▶ [Prompt]: Will you extract the entries word for word? Images should not appear in the copy.

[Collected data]
— begin —
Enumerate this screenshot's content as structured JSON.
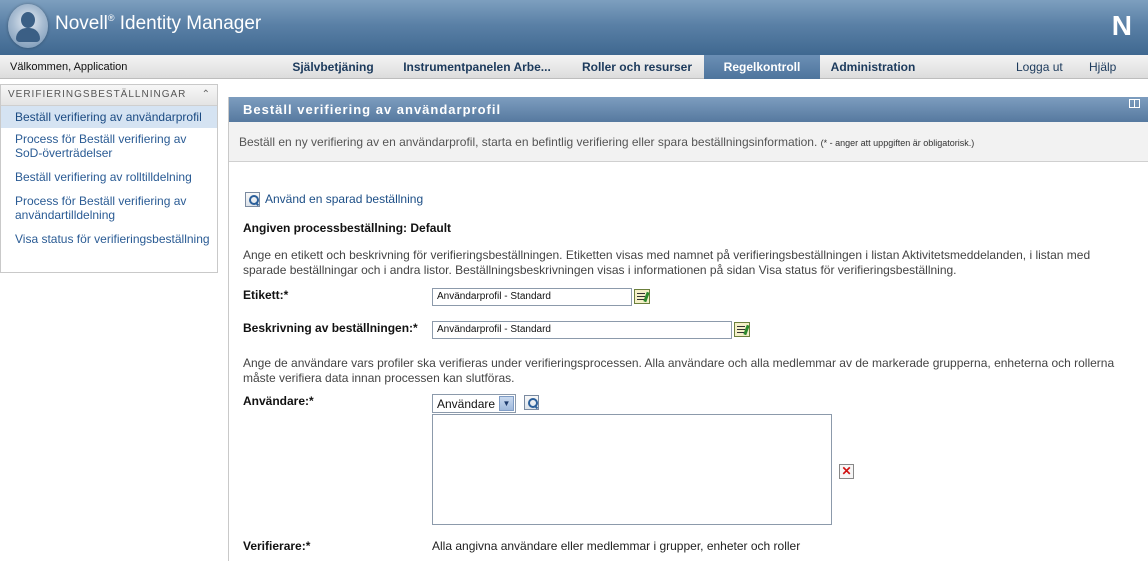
{
  "header": {
    "brand": "Novell",
    "brand_mark": "®",
    "product": "Identity Manager",
    "n_logo": "N"
  },
  "nav": {
    "welcome": "Välkommen, Application",
    "tabs": [
      "Självbetjäning",
      "Instrumentpanelen Arbe...",
      "Roller och resurser",
      "Regelkontroll",
      "Administration"
    ],
    "active_tab": "Regelkontroll",
    "logout": "Logga ut",
    "help": "Hjälp"
  },
  "sidebar": {
    "title": "VERIFIERINGSBESTÄLLNINGAR",
    "collapse_glyph": "⌃",
    "items": [
      {
        "label": "Beställ verifiering av användarprofil"
      },
      {
        "label": "Process för Beställ verifiering av SoD-överträdelser"
      },
      {
        "label": "Beställ verifiering av rolltilldelning"
      },
      {
        "label": "Process för Beställ verifiering av användartilldelning"
      },
      {
        "label": "Visa status för verifieringsbeställning"
      }
    ]
  },
  "panel": {
    "title": "Beställ verifiering av användarprofil",
    "intro": "Beställ en ny verifiering av en användarprofil, starta en befintlig verifiering eller spara beställningsinformation.",
    "intro_note": "(* - anger att uppgiften är obligatorisk.)"
  },
  "form": {
    "use_saved_link": "Använd en sparad beställning",
    "process_default": "Angiven processbeställning: Default",
    "label_help": "Ange en etikett och beskrivning för verifieringsbeställningen. Etiketten visas med namnet på verifieringsbeställningen i listan Aktivitetsmeddelanden, i listan med sparade beställningar och i andra listor. Beställningsbeskrivningen visas i informationen på sidan Visa status för verifieringsbeställning.",
    "etikett_label": "Etikett:*",
    "etikett_value": "Användarprofil - Standard",
    "beskrivning_label": "Beskrivning av beställningen:*",
    "beskrivning_value": "Användarprofil - Standard",
    "users_help": "Ange de användare vars profiler ska verifieras under verifieringsprocessen. Alla användare och alla medlemmar av de markerade grupperna, enheterna och rollerna måste verifiera data innan processen kan slutföras.",
    "anvandare_label": "Användare:*",
    "anvandare_select": "Användare",
    "verifierare_label": "Verifierare:*",
    "verifierare_value": "Alla angivna användare eller medlemmar i grupper, enheter och roller",
    "delete_glyph": "✕"
  },
  "colors": {
    "header_blue": "#5a80a6",
    "active_tab": "#4e749c",
    "link_blue": "#2a5b94",
    "sidebar_active": "#d5e3f2"
  }
}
— end —
▶ [The solution]:
Enumerate this screenshot's content as structured JSON.
{
  "header": {
    "brand": "Novell",
    "brand_mark": "®",
    "product": "Identity Manager",
    "n_logo": "N"
  },
  "nav": {
    "welcome": "Välkommen, Application",
    "tabs": [
      "Självbetjäning",
      "Instrumentpanelen Arbe...",
      "Roller och resurser",
      "Regelkontroll",
      "Administration"
    ],
    "active_tab": "Regelkontroll",
    "logout": "Logga ut",
    "help": "Hjälp"
  },
  "sidebar": {
    "title": "VERIFIERINGSBESTÄLLNINGAR",
    "collapse_glyph": "⌃",
    "items": [
      {
        "label": "Beställ verifiering av användarprofil"
      },
      {
        "label": "Process för Beställ verifiering av SoD-överträdelser"
      },
      {
        "label": "Beställ verifiering av rolltilldelning"
      },
      {
        "label": "Process för Beställ verifiering av användartilldelning"
      },
      {
        "label": "Visa status för verifieringsbeställning"
      }
    ]
  },
  "panel": {
    "title": "Beställ verifiering av användarprofil",
    "intro": "Beställ en ny verifiering av en användarprofil, starta en befintlig verifiering eller spara beställningsinformation.",
    "intro_note": "(* - anger att uppgiften är obligatorisk.)"
  },
  "form": {
    "use_saved_link": "Använd en sparad beställning",
    "process_default": "Angiven processbeställning: Default",
    "label_help": "Ange en etikett och beskrivning för verifieringsbeställningen. Etiketten visas med namnet på verifieringsbeställningen i listan Aktivitetsmeddelanden, i listan med sparade beställningar och i andra listor. Beställningsbeskrivningen visas i informationen på sidan Visa status för verifieringsbeställning.",
    "etikett_label": "Etikett:*",
    "etikett_value": "Användarprofil - Standard",
    "beskrivning_label": "Beskrivning av beställningen:*",
    "beskrivning_value": "Användarprofil - Standard",
    "users_help": "Ange de användare vars profiler ska verifieras under verifieringsprocessen. Alla användare och alla medlemmar av de markerade grupperna, enheterna och rollerna måste verifiera data innan processen kan slutföras.",
    "anvandare_label": "Användare:*",
    "anvandare_select": "Användare",
    "verifierare_label": "Verifierare:*",
    "verifierare_value": "Alla angivna användare eller medlemmar i grupper, enheter och roller",
    "delete_glyph": "✕"
  },
  "colors": {
    "header_blue": "#5a80a6",
    "active_tab": "#4e749c",
    "link_blue": "#2a5b94",
    "sidebar_active": "#d5e3f2"
  }
}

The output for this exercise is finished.